» REQUIREMENT
Leave the pictures out. Return all other data exactly.

» PROVIDED INFORMATION
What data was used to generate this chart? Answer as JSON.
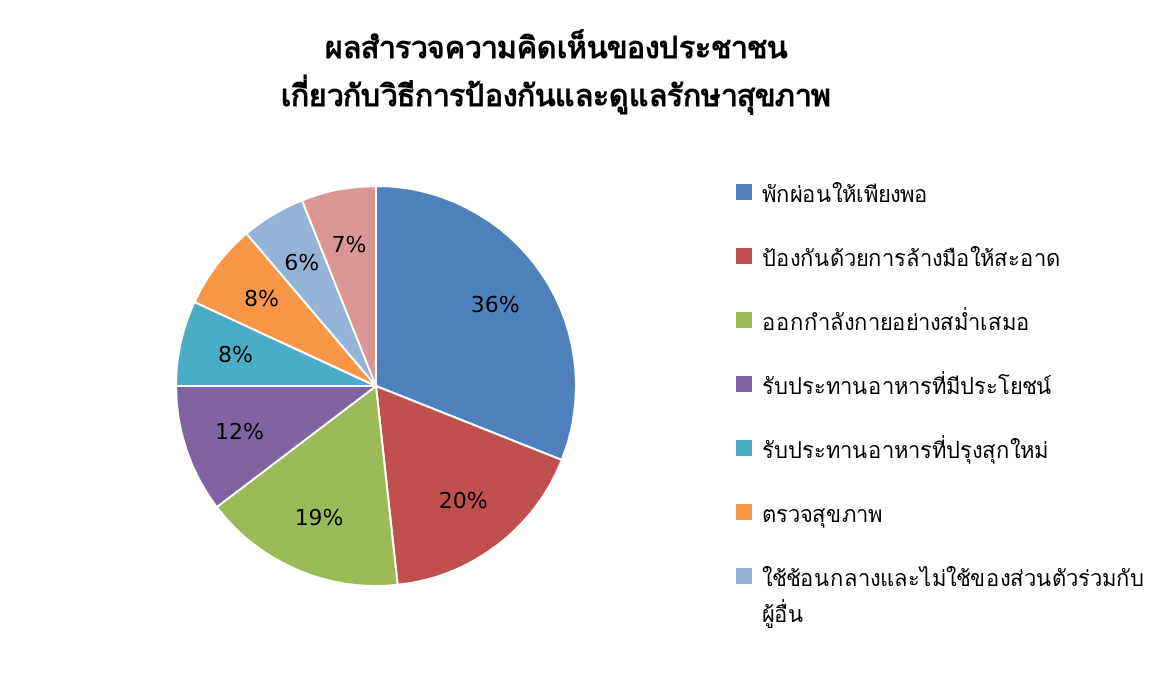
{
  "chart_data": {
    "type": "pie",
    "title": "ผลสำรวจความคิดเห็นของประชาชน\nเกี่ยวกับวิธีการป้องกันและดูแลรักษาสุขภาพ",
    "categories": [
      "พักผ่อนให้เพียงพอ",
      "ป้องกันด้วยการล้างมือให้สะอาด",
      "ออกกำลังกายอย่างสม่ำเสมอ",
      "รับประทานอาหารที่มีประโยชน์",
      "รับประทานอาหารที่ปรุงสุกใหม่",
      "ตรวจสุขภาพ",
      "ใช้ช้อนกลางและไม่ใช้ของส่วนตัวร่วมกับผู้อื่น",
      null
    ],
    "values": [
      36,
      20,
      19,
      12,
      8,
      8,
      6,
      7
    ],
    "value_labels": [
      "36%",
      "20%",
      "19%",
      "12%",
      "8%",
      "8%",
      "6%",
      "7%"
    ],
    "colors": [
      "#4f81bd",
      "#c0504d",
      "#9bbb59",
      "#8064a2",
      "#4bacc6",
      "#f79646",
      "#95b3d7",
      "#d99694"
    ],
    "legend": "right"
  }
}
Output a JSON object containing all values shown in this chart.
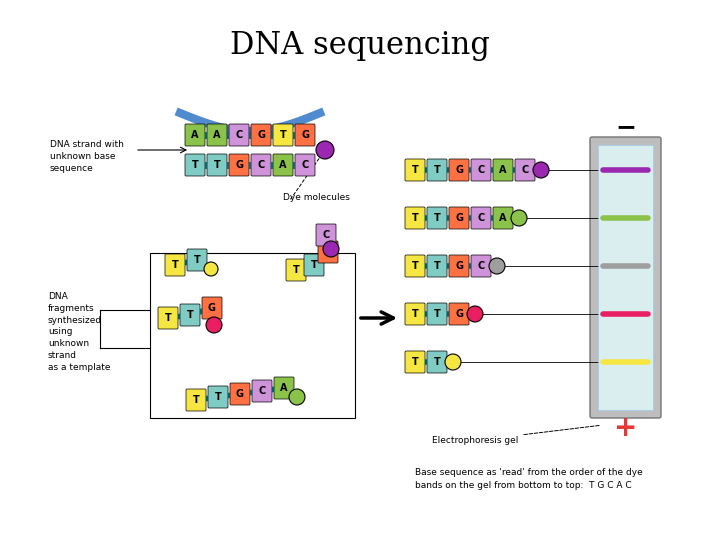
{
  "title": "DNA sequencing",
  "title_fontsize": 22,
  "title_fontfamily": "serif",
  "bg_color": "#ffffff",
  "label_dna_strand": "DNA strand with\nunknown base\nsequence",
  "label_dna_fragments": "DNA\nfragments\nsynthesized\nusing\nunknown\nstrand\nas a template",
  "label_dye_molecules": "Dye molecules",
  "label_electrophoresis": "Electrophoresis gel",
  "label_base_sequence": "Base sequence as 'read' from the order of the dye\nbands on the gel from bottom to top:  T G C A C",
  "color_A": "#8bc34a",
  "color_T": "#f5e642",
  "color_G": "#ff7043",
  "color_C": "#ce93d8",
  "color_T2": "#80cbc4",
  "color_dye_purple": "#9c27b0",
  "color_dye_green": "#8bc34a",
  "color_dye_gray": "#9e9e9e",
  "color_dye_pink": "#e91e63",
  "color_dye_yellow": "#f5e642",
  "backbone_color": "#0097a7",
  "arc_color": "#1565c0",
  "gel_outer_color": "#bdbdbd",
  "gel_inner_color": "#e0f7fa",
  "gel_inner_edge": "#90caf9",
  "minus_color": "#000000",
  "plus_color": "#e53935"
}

» ANSWER TO THE PROBLEM
What data was used to generate this chart? Answer as JSON.
{
  "chart_data": {
    "type": "pie",
    "title": "ผลสำรวจความคิดเห็นของประชาชน\nเกี่ยวกับวิธีการป้องกันและดูแลรักษาสุขภาพ",
    "categories": [
      "พักผ่อนให้เพียงพอ",
      "ป้องกันด้วยการล้างมือให้สะอาด",
      "ออกกำลังกายอย่างสม่ำเสมอ",
      "รับประทานอาหารที่มีประโยชน์",
      "รับประทานอาหารที่ปรุงสุกใหม่",
      "ตรวจสุขภาพ",
      "ใช้ช้อนกลางและไม่ใช้ของส่วนตัวร่วมกับผู้อื่น",
      null
    ],
    "values": [
      36,
      20,
      19,
      12,
      8,
      8,
      6,
      7
    ],
    "value_labels": [
      "36%",
      "20%",
      "19%",
      "12%",
      "8%",
      "8%",
      "6%",
      "7%"
    ],
    "colors": [
      "#4f81bd",
      "#c0504d",
      "#9bbb59",
      "#8064a2",
      "#4bacc6",
      "#f79646",
      "#95b3d7",
      "#d99694"
    ],
    "legend": "right"
  }
}
Output a JSON object containing all values shown in this chart.
{
  "title": "DNA sequencing",
  "title_fontsize": 22,
  "title_fontfamily": "serif",
  "bg_color": "#ffffff",
  "label_dna_strand": "DNA strand with\nunknown base\nsequence",
  "label_dna_fragments": "DNA\nfragments\nsynthesized\nusing\nunknown\nstrand\nas a template",
  "label_dye_molecules": "Dye molecules",
  "label_electrophoresis": "Electrophoresis gel",
  "label_base_sequence": "Base sequence as 'read' from the order of the dye\nbands on the gel from bottom to top:  T G C A C",
  "color_A": "#8bc34a",
  "color_T": "#f5e642",
  "color_G": "#ff7043",
  "color_C": "#ce93d8",
  "color_T2": "#80cbc4",
  "color_dye_purple": "#9c27b0",
  "color_dye_green": "#8bc34a",
  "color_dye_gray": "#9e9e9e",
  "color_dye_pink": "#e91e63",
  "color_dye_yellow": "#f5e642",
  "backbone_color": "#0097a7",
  "arc_color": "#1565c0",
  "gel_outer_color": "#bdbdbd",
  "gel_inner_color": "#e0f7fa",
  "gel_inner_edge": "#90caf9",
  "minus_color": "#000000",
  "plus_color": "#e53935"
}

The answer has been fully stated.